WHAT THIS TASK INVOLVES -
Retype the records that come next, word for word.

SUPPLIED RECORDS -
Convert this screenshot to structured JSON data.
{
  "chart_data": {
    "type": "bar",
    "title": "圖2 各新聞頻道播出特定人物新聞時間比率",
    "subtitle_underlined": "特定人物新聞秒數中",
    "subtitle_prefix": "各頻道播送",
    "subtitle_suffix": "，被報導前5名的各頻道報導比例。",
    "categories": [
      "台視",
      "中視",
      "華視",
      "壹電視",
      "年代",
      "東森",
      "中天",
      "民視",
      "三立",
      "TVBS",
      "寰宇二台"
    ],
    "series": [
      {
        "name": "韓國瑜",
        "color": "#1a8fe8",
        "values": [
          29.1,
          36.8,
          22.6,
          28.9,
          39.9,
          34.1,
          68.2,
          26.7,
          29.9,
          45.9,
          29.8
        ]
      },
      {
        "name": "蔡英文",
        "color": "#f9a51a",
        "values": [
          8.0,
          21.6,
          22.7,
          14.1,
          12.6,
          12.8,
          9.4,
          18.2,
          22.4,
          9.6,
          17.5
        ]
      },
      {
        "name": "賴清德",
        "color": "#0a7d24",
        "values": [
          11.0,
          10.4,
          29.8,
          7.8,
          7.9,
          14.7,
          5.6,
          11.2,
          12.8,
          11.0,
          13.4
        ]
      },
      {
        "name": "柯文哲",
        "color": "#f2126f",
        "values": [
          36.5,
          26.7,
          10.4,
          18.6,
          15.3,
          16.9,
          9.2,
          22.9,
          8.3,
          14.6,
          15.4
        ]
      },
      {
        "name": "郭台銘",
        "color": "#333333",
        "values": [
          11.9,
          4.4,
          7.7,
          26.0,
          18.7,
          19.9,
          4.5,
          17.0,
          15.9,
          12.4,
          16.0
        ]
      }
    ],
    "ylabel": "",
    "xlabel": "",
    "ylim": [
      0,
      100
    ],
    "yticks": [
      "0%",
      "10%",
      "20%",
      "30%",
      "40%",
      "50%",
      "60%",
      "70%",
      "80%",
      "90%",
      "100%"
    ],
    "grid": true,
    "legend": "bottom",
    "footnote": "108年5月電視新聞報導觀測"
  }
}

TASK SOLUTION -
Convert this screenshot to structured JSON data.
{
  "chart_data": {
    "type": "bar",
    "title": "圖2 各新聞頻道播出特定人物新聞時間比率",
    "subtitle_underlined": "特定人物新聞秒數中",
    "subtitle_prefix": "各頻道播送",
    "subtitle_suffix": "，被報導前5名的各頻道報導比例。",
    "categories": [
      "台視",
      "中視",
      "華視",
      "壹電視",
      "年代",
      "東森",
      "中天",
      "民視",
      "三立",
      "TVBS",
      "寰宇二台"
    ],
    "series": [
      {
        "name": "韓國瑜",
        "color": "#1a8fe8",
        "values": [
          29.1,
          36.8,
          22.6,
          28.9,
          39.9,
          34.1,
          68.2,
          26.7,
          29.9,
          45.9,
          29.8
        ]
      },
      {
        "name": "蔡英文",
        "color": "#f9a51a",
        "values": [
          8.0,
          21.6,
          22.7,
          14.1,
          12.6,
          12.8,
          9.4,
          18.2,
          22.4,
          9.6,
          17.5
        ]
      },
      {
        "name": "賴清德",
        "color": "#0a7d24",
        "values": [
          11.0,
          10.4,
          29.8,
          7.8,
          7.9,
          14.7,
          5.6,
          11.2,
          12.8,
          11.0,
          13.4
        ]
      },
      {
        "name": "柯文哲",
        "color": "#f2126f",
        "values": [
          36.5,
          26.7,
          10.4,
          18.6,
          15.3,
          16.9,
          9.2,
          22.9,
          8.3,
          14.6,
          15.4
        ]
      },
      {
        "name": "郭台銘",
        "color": "#333333",
        "values": [
          11.9,
          4.4,
          7.7,
          26.0,
          18.7,
          19.9,
          4.5,
          17.0,
          15.9,
          12.4,
          16.0
        ]
      }
    ],
    "ylabel": "",
    "xlabel": "",
    "ylim": [
      0,
      100
    ],
    "yticks": [
      "0%",
      "10%",
      "20%",
      "30%",
      "40%",
      "50%",
      "60%",
      "70%",
      "80%",
      "90%",
      "100%"
    ],
    "grid": true,
    "legend": "bottom",
    "footnote": "108年5月電視新聞報導觀測"
  }
}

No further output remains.